(Records from a collection)
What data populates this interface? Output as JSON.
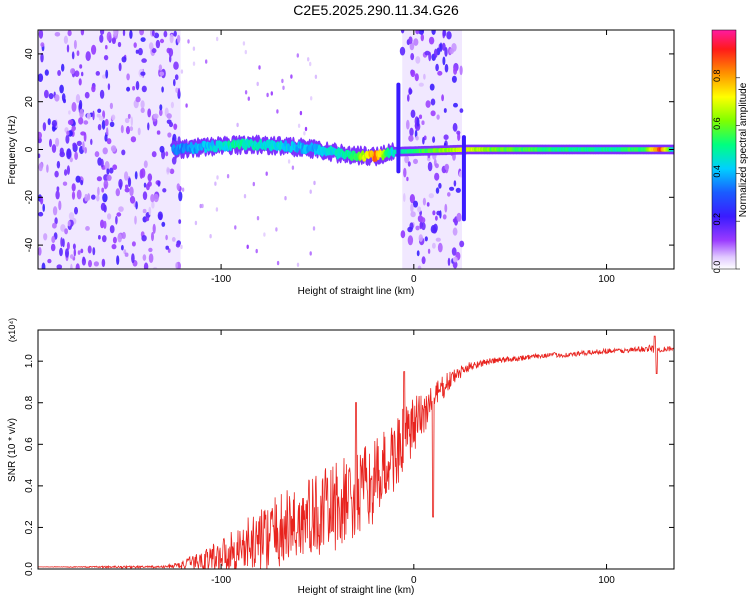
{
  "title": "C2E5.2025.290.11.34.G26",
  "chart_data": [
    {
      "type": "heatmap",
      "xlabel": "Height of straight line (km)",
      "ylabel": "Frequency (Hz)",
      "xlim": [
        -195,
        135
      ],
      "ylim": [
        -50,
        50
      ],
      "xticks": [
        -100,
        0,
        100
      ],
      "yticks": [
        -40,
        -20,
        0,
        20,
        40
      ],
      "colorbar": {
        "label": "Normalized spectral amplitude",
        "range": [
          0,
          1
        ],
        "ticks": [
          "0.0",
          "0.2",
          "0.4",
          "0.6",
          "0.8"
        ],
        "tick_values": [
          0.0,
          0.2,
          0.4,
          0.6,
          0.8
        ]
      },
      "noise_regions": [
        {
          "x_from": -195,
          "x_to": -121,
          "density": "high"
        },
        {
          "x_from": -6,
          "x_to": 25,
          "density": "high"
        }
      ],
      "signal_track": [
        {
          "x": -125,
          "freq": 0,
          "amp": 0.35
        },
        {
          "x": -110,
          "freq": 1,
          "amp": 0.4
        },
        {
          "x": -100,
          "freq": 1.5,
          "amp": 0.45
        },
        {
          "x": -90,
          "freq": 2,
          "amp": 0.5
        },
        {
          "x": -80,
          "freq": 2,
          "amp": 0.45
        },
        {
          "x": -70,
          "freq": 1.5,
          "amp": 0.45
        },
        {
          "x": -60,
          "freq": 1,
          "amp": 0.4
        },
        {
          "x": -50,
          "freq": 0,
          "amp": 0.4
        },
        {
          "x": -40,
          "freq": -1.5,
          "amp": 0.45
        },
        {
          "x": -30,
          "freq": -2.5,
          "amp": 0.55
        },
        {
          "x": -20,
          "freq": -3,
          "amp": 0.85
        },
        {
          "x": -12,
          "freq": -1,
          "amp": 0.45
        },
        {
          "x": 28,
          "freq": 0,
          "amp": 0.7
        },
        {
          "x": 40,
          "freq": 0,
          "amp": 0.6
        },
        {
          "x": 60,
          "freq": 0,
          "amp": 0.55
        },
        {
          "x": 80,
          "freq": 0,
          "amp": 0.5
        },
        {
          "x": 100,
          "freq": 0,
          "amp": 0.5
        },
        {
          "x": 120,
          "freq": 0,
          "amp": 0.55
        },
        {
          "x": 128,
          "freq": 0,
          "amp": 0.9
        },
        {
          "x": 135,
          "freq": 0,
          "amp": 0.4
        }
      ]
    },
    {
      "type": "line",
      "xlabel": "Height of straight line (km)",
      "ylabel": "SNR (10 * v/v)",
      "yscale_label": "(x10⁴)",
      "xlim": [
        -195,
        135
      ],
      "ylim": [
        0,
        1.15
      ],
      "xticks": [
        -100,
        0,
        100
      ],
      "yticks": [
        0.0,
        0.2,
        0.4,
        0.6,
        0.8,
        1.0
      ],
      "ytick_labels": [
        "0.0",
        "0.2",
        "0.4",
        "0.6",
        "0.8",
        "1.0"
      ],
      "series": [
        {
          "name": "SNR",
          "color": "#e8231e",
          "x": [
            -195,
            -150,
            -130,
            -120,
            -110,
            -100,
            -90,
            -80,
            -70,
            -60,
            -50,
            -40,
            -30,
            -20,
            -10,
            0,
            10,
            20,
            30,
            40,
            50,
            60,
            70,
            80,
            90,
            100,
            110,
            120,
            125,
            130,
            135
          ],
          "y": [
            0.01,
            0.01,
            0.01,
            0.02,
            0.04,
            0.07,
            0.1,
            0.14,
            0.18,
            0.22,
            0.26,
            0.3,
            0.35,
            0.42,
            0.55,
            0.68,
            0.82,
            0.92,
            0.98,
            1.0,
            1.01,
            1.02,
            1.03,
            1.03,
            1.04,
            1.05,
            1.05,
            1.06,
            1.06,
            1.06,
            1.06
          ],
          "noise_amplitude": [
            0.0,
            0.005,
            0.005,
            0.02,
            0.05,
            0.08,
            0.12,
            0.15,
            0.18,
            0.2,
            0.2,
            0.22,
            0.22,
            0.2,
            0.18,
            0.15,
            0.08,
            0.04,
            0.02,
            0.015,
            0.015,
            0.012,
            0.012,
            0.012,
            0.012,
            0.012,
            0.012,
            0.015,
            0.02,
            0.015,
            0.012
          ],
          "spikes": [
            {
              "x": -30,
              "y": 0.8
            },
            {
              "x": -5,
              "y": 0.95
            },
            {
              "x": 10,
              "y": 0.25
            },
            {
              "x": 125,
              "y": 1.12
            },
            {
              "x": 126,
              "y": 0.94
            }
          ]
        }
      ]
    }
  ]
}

-- Task objective --
Reproduce all of the data exactly, omitting each picture it holds.

-- Task result --
What data populates this interface? Output as JSON.
{
  "title": "C2E5.2025.290.11.34.G26",
  "chart_data": [
    {
      "type": "heatmap",
      "xlabel": "Height of straight line (km)",
      "ylabel": "Frequency (Hz)",
      "xlim": [
        -195,
        135
      ],
      "ylim": [
        -50,
        50
      ],
      "xticks": [
        -100,
        0,
        100
      ],
      "yticks": [
        -40,
        -20,
        0,
        20,
        40
      ],
      "colorbar": {
        "label": "Normalized spectral amplitude",
        "range": [
          0,
          1
        ],
        "ticks": [
          "0.0",
          "0.2",
          "0.4",
          "0.6",
          "0.8"
        ],
        "tick_values": [
          0.0,
          0.2,
          0.4,
          0.6,
          0.8
        ]
      },
      "noise_regions": [
        {
          "x_from": -195,
          "x_to": -121,
          "density": "high"
        },
        {
          "x_from": -6,
          "x_to": 25,
          "density": "high"
        }
      ],
      "signal_track": [
        {
          "x": -125,
          "freq": 0,
          "amp": 0.35
        },
        {
          "x": -110,
          "freq": 1,
          "amp": 0.4
        },
        {
          "x": -100,
          "freq": 1.5,
          "amp": 0.45
        },
        {
          "x": -90,
          "freq": 2,
          "amp": 0.5
        },
        {
          "x": -80,
          "freq": 2,
          "amp": 0.45
        },
        {
          "x": -70,
          "freq": 1.5,
          "amp": 0.45
        },
        {
          "x": -60,
          "freq": 1,
          "amp": 0.4
        },
        {
          "x": -50,
          "freq": 0,
          "amp": 0.4
        },
        {
          "x": -40,
          "freq": -1.5,
          "amp": 0.45
        },
        {
          "x": -30,
          "freq": -2.5,
          "amp": 0.55
        },
        {
          "x": -20,
          "freq": -3,
          "amp": 0.85
        },
        {
          "x": -12,
          "freq": -1,
          "amp": 0.45
        },
        {
          "x": 28,
          "freq": 0,
          "amp": 0.7
        },
        {
          "x": 40,
          "freq": 0,
          "amp": 0.6
        },
        {
          "x": 60,
          "freq": 0,
          "amp": 0.55
        },
        {
          "x": 80,
          "freq": 0,
          "amp": 0.5
        },
        {
          "x": 100,
          "freq": 0,
          "amp": 0.5
        },
        {
          "x": 120,
          "freq": 0,
          "amp": 0.55
        },
        {
          "x": 128,
          "freq": 0,
          "amp": 0.9
        },
        {
          "x": 135,
          "freq": 0,
          "amp": 0.4
        }
      ]
    },
    {
      "type": "line",
      "xlabel": "Height of straight line (km)",
      "ylabel": "SNR (10 * v/v)",
      "yscale_label": "(x10⁴)",
      "xlim": [
        -195,
        135
      ],
      "ylim": [
        0,
        1.15
      ],
      "xticks": [
        -100,
        0,
        100
      ],
      "yticks": [
        0.0,
        0.2,
        0.4,
        0.6,
        0.8,
        1.0
      ],
      "ytick_labels": [
        "0.0",
        "0.2",
        "0.4",
        "0.6",
        "0.8",
        "1.0"
      ],
      "series": [
        {
          "name": "SNR",
          "color": "#e8231e",
          "x": [
            -195,
            -150,
            -130,
            -120,
            -110,
            -100,
            -90,
            -80,
            -70,
            -60,
            -50,
            -40,
            -30,
            -20,
            -10,
            0,
            10,
            20,
            30,
            40,
            50,
            60,
            70,
            80,
            90,
            100,
            110,
            120,
            125,
            130,
            135
          ],
          "y": [
            0.01,
            0.01,
            0.01,
            0.02,
            0.04,
            0.07,
            0.1,
            0.14,
            0.18,
            0.22,
            0.26,
            0.3,
            0.35,
            0.42,
            0.55,
            0.68,
            0.82,
            0.92,
            0.98,
            1.0,
            1.01,
            1.02,
            1.03,
            1.03,
            1.04,
            1.05,
            1.05,
            1.06,
            1.06,
            1.06,
            1.06
          ],
          "noise_amplitude": [
            0.0,
            0.005,
            0.005,
            0.02,
            0.05,
            0.08,
            0.12,
            0.15,
            0.18,
            0.2,
            0.2,
            0.22,
            0.22,
            0.2,
            0.18,
            0.15,
            0.08,
            0.04,
            0.02,
            0.015,
            0.015,
            0.012,
            0.012,
            0.012,
            0.012,
            0.012,
            0.012,
            0.015,
            0.02,
            0.015,
            0.012
          ],
          "spikes": [
            {
              "x": -30,
              "y": 0.8
            },
            {
              "x": -5,
              "y": 0.95
            },
            {
              "x": 10,
              "y": 0.25
            },
            {
              "x": 125,
              "y": 1.12
            },
            {
              "x": 126,
              "y": 0.94
            }
          ]
        }
      ]
    }
  ]
}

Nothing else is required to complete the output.